§ **What the exercise asks**
Collect every line below that contains the word "gram".

━━ The input

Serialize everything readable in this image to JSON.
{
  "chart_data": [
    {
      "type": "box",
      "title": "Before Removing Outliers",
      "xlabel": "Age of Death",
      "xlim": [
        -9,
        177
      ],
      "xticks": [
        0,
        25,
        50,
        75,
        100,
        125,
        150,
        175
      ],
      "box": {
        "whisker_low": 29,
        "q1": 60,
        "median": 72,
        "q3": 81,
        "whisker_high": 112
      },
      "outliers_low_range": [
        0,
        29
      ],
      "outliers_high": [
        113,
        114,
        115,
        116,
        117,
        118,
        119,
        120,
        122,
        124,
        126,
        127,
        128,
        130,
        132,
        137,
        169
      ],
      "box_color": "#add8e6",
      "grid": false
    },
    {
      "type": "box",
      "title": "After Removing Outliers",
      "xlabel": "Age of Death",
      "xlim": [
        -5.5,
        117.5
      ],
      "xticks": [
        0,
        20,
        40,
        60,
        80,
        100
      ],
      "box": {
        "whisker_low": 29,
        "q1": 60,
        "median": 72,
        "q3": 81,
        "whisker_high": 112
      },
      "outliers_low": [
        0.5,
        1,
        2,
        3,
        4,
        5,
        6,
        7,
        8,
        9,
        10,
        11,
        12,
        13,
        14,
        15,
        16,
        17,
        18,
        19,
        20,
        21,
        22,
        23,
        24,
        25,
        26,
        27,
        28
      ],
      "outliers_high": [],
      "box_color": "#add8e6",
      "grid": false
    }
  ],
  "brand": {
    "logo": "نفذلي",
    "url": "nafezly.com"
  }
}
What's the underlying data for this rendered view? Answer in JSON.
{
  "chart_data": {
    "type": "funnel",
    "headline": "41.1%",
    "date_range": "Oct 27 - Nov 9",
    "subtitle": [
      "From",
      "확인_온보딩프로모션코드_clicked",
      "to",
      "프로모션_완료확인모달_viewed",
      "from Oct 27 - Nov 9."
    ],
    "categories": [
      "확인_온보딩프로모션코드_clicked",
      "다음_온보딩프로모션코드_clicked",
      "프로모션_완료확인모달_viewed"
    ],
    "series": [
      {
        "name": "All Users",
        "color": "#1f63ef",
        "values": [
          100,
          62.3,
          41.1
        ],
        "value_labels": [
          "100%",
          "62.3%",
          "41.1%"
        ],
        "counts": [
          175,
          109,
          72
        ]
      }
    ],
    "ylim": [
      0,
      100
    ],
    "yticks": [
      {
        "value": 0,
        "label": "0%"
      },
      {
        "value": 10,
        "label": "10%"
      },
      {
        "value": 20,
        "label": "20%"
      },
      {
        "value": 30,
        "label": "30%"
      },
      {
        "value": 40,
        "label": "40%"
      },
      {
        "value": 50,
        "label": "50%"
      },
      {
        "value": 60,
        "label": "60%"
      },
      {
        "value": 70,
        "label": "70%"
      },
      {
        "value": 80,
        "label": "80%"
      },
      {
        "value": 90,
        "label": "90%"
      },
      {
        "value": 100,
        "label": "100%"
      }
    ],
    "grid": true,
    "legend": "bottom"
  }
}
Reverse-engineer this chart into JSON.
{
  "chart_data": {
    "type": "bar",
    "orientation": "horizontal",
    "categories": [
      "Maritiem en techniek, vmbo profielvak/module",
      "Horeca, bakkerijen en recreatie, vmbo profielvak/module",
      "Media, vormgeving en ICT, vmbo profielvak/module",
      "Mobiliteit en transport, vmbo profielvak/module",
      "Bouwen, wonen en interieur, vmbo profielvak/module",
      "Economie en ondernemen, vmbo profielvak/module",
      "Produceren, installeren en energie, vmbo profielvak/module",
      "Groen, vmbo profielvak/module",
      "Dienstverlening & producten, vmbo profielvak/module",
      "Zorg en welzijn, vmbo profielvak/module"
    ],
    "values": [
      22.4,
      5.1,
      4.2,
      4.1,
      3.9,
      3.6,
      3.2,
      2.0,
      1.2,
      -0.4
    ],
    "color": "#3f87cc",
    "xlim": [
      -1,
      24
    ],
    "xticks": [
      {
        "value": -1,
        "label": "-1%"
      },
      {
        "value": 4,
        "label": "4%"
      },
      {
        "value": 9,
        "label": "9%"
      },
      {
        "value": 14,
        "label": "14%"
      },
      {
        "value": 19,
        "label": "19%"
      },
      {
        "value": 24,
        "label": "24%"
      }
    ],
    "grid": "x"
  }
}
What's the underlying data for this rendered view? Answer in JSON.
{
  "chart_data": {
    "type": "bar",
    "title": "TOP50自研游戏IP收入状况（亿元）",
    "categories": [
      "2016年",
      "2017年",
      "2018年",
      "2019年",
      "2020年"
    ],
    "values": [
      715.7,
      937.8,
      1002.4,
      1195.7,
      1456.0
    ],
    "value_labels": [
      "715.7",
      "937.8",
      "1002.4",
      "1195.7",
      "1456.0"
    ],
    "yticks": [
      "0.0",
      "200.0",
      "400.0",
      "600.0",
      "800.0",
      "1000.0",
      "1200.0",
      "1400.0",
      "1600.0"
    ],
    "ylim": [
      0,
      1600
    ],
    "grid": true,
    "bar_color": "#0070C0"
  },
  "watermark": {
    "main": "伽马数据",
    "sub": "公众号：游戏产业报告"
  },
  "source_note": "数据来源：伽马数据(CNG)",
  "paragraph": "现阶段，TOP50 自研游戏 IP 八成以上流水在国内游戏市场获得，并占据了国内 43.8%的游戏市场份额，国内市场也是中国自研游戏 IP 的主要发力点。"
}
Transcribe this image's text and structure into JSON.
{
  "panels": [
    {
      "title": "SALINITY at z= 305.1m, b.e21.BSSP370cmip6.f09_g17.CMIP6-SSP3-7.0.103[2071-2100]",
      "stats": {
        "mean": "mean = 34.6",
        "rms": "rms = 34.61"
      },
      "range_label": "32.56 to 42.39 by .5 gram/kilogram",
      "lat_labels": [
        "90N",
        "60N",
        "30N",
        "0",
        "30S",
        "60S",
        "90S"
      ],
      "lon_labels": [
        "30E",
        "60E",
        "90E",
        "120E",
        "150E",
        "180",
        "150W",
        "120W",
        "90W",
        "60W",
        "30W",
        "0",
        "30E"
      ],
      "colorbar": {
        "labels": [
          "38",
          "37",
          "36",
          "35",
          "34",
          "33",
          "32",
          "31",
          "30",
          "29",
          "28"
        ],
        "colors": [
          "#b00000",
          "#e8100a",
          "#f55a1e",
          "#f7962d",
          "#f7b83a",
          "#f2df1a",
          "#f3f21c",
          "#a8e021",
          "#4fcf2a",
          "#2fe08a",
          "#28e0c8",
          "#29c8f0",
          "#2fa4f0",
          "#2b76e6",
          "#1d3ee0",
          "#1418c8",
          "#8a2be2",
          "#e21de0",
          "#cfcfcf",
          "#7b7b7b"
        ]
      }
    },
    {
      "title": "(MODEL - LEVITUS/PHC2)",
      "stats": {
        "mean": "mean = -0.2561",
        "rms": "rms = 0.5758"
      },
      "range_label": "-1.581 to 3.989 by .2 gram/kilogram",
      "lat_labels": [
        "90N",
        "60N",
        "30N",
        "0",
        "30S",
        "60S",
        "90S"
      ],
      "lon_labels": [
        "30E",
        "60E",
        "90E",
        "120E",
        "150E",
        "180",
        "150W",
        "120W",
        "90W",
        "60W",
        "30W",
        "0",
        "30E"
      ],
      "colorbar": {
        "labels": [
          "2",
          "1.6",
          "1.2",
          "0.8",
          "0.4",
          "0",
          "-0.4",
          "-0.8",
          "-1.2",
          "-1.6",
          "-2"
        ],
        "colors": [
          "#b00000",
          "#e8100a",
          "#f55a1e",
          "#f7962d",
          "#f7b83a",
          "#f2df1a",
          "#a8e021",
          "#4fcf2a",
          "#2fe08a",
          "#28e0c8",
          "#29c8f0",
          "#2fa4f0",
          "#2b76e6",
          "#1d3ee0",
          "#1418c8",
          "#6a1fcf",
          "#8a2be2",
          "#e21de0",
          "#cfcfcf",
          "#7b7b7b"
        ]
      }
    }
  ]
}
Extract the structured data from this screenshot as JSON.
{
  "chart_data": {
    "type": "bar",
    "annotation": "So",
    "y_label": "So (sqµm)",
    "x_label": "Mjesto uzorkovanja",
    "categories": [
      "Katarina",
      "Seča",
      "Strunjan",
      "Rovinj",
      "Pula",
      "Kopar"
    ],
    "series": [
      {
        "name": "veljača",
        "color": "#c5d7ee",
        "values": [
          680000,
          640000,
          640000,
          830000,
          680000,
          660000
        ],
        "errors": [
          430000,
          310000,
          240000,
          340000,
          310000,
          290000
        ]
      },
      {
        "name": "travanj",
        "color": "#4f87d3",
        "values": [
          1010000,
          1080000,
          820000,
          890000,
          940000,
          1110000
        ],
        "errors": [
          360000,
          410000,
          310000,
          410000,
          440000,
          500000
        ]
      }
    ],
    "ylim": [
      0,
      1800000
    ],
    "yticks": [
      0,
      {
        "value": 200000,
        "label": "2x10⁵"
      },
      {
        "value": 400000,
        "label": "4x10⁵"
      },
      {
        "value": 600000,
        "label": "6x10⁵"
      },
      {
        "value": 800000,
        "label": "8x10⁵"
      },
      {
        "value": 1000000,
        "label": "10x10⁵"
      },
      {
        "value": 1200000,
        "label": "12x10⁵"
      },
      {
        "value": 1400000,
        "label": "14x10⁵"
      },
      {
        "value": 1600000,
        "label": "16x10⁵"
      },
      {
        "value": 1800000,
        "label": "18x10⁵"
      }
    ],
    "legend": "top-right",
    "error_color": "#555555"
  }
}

━━━━

§ **Expected answer**
      "range_label": "32.56 to 42.39 by .5 gram/kilogram",
      "range_label": "-1.581 to 3.989 by .2 gram/kilogram",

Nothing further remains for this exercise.